*What is required:* Make an exact copy of the data below, leaving out every picture.

--- Listed records ---

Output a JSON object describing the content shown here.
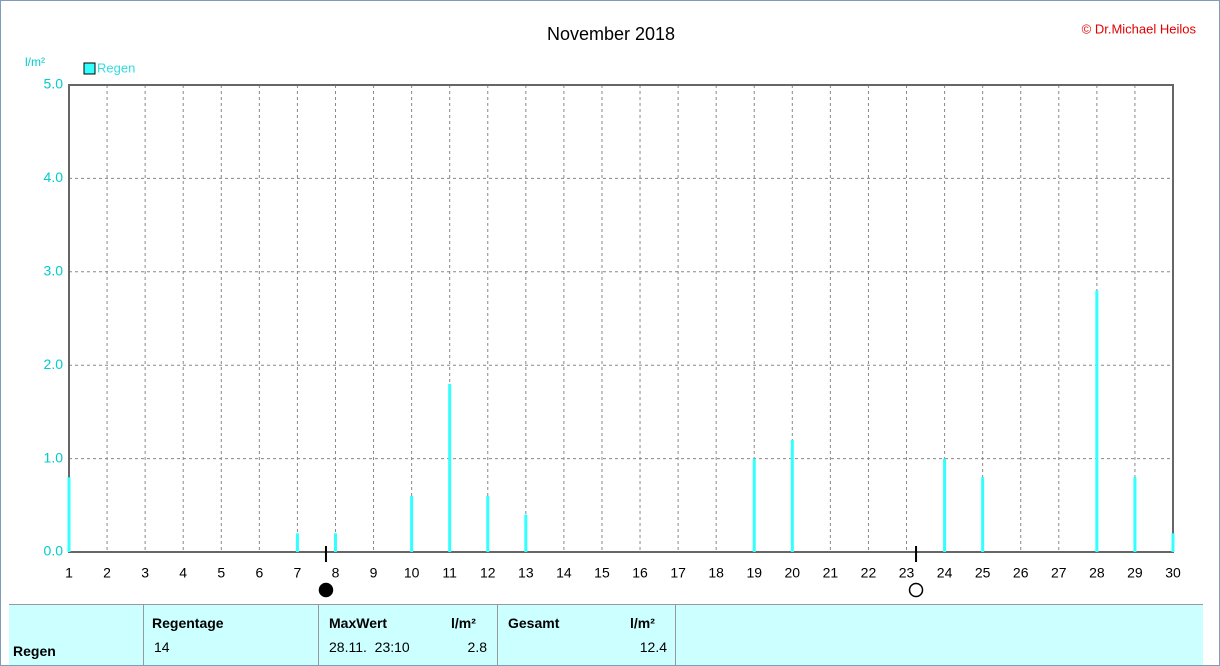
{
  "chart_data": {
    "type": "bar",
    "title": "November 2018",
    "credit": "© Dr.Michael Heilos",
    "y_label": "l/m²",
    "series": [
      {
        "name": "Regen",
        "color": "#33ffff",
        "x": [
          1,
          7,
          8,
          10,
          11,
          12,
          13,
          19,
          20,
          24,
          25,
          28,
          29,
          30
        ],
        "values": [
          0.8,
          0.2,
          0.2,
          0.6,
          1.8,
          0.6,
          0.4,
          1.0,
          1.2,
          1.0,
          0.8,
          2.8,
          0.8,
          0.2
        ]
      }
    ],
    "xlim": [
      1,
      30
    ],
    "xticks": [
      1,
      2,
      3,
      4,
      5,
      6,
      7,
      8,
      9,
      10,
      11,
      12,
      13,
      14,
      15,
      16,
      17,
      18,
      19,
      20,
      21,
      22,
      23,
      24,
      25,
      26,
      27,
      28,
      29,
      30
    ],
    "ylim": [
      0,
      5
    ],
    "yticks": [
      {
        "value": 0,
        "label": "0.0"
      },
      {
        "value": 1,
        "label": "1.0"
      },
      {
        "value": 2,
        "label": "2.0"
      },
      {
        "value": 3,
        "label": "3.0"
      },
      {
        "value": 4,
        "label": "4.0"
      },
      {
        "value": 5,
        "label": "5.0"
      }
    ],
    "grid": true,
    "moon_markers": [
      {
        "x": 7.75,
        "filled": true
      },
      {
        "x": 23.25,
        "filled": false
      }
    ]
  },
  "summary": {
    "row_label": "Regen",
    "regentage": {
      "header": "Regentage",
      "value": 14
    },
    "maxwert": {
      "header": "MaxWert",
      "unit": "l/m²",
      "time": "28.11.  23:10",
      "value": 2.8
    },
    "gesamt": {
      "header": "Gesamt",
      "unit": "l/m²",
      "value": 12.4
    }
  }
}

---

*Expected answer:*
Output a JSON object describing the content shown here.
{
  "chart_data": {
    "type": "bar",
    "title": "November 2018",
    "credit": "© Dr.Michael Heilos",
    "y_label": "l/m²",
    "series": [
      {
        "name": "Regen",
        "color": "#33ffff",
        "x": [
          1,
          7,
          8,
          10,
          11,
          12,
          13,
          19,
          20,
          24,
          25,
          28,
          29,
          30
        ],
        "values": [
          0.8,
          0.2,
          0.2,
          0.6,
          1.8,
          0.6,
          0.4,
          1.0,
          1.2,
          1.0,
          0.8,
          2.8,
          0.8,
          0.2
        ]
      }
    ],
    "xlim": [
      1,
      30
    ],
    "xticks": [
      1,
      2,
      3,
      4,
      5,
      6,
      7,
      8,
      9,
      10,
      11,
      12,
      13,
      14,
      15,
      16,
      17,
      18,
      19,
      20,
      21,
      22,
      23,
      24,
      25,
      26,
      27,
      28,
      29,
      30
    ],
    "ylim": [
      0,
      5
    ],
    "yticks": [
      {
        "value": 0,
        "label": "0.0"
      },
      {
        "value": 1,
        "label": "1.0"
      },
      {
        "value": 2,
        "label": "2.0"
      },
      {
        "value": 3,
        "label": "3.0"
      },
      {
        "value": 4,
        "label": "4.0"
      },
      {
        "value": 5,
        "label": "5.0"
      }
    ],
    "grid": true,
    "moon_markers": [
      {
        "x": 7.75,
        "filled": true
      },
      {
        "x": 23.25,
        "filled": false
      }
    ]
  },
  "summary": {
    "row_label": "Regen",
    "regentage": {
      "header": "Regentage",
      "value": 14
    },
    "maxwert": {
      "header": "MaxWert",
      "unit": "l/m²",
      "time": "28.11.  23:10",
      "value": 2.8
    },
    "gesamt": {
      "header": "Gesamt",
      "unit": "l/m²",
      "value": 12.4
    }
  }
}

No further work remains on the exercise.